==== EXCERPTED RECORDS ====

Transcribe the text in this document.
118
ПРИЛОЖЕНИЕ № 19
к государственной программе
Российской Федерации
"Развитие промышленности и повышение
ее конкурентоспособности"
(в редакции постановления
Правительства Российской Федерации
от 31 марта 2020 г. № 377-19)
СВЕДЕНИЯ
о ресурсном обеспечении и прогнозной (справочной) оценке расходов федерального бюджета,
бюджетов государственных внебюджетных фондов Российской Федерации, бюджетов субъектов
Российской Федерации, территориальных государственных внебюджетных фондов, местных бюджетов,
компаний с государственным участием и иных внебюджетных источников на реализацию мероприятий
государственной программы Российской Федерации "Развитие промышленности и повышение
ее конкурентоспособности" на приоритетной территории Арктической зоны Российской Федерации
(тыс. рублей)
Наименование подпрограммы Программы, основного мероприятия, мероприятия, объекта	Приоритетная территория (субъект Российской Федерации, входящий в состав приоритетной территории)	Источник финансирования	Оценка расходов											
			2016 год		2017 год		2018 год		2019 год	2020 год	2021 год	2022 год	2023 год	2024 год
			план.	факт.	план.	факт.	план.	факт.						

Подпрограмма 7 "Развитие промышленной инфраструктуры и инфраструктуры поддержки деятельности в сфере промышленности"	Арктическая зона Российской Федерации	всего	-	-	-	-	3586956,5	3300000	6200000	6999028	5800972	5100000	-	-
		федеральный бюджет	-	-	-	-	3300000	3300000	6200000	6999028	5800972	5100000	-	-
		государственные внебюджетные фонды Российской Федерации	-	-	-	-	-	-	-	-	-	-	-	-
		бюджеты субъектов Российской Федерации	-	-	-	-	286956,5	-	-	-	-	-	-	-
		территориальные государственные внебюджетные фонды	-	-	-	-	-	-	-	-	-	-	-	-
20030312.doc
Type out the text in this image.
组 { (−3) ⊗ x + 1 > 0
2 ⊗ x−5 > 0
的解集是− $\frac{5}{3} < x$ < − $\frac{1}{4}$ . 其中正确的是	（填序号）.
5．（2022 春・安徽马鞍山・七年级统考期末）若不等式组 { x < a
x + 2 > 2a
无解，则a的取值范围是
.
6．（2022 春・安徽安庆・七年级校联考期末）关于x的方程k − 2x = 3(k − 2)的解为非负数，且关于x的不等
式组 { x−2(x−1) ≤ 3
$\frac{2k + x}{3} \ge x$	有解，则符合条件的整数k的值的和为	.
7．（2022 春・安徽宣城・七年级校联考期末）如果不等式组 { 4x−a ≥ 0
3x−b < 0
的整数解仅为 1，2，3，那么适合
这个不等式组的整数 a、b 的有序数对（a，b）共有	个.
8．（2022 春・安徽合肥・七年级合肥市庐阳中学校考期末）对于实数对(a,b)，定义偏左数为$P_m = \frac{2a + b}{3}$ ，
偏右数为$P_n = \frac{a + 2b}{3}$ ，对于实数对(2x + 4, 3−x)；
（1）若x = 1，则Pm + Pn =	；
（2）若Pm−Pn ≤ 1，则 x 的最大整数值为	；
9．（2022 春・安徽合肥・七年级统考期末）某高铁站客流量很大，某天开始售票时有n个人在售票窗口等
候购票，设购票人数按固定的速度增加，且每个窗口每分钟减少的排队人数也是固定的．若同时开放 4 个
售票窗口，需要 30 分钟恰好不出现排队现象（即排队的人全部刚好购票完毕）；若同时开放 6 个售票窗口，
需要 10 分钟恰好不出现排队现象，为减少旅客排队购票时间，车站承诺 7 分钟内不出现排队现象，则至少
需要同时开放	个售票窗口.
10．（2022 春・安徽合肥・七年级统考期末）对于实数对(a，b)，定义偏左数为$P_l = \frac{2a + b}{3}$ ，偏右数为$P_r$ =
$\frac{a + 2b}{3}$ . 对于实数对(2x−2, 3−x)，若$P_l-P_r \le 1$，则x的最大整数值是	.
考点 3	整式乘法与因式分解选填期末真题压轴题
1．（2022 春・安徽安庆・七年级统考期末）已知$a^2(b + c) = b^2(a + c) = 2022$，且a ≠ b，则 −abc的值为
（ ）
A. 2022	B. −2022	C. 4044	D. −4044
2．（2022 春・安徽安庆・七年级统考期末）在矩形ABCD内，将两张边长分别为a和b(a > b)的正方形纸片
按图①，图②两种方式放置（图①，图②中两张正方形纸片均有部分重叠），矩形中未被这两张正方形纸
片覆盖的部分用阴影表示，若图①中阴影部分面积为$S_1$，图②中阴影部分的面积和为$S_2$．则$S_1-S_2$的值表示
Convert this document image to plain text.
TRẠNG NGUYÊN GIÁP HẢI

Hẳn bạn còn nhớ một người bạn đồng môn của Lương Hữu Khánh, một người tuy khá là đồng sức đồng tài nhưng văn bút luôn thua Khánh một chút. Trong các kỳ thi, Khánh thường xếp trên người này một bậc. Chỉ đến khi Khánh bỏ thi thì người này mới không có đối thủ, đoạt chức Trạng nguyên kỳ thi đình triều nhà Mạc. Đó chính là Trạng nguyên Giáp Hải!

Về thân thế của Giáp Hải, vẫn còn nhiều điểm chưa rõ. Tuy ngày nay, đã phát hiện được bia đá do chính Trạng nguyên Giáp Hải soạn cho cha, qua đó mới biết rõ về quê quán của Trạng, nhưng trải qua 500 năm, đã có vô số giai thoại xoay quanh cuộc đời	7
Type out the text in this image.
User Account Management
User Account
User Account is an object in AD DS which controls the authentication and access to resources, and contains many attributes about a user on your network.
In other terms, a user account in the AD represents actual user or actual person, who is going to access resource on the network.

====

DESCRIPTION OF THE TASK
Copy out each line that contains the word "document".

ANSWER TO THIS TASK
Transcribe the text in this document.
Convert this document image to plain text.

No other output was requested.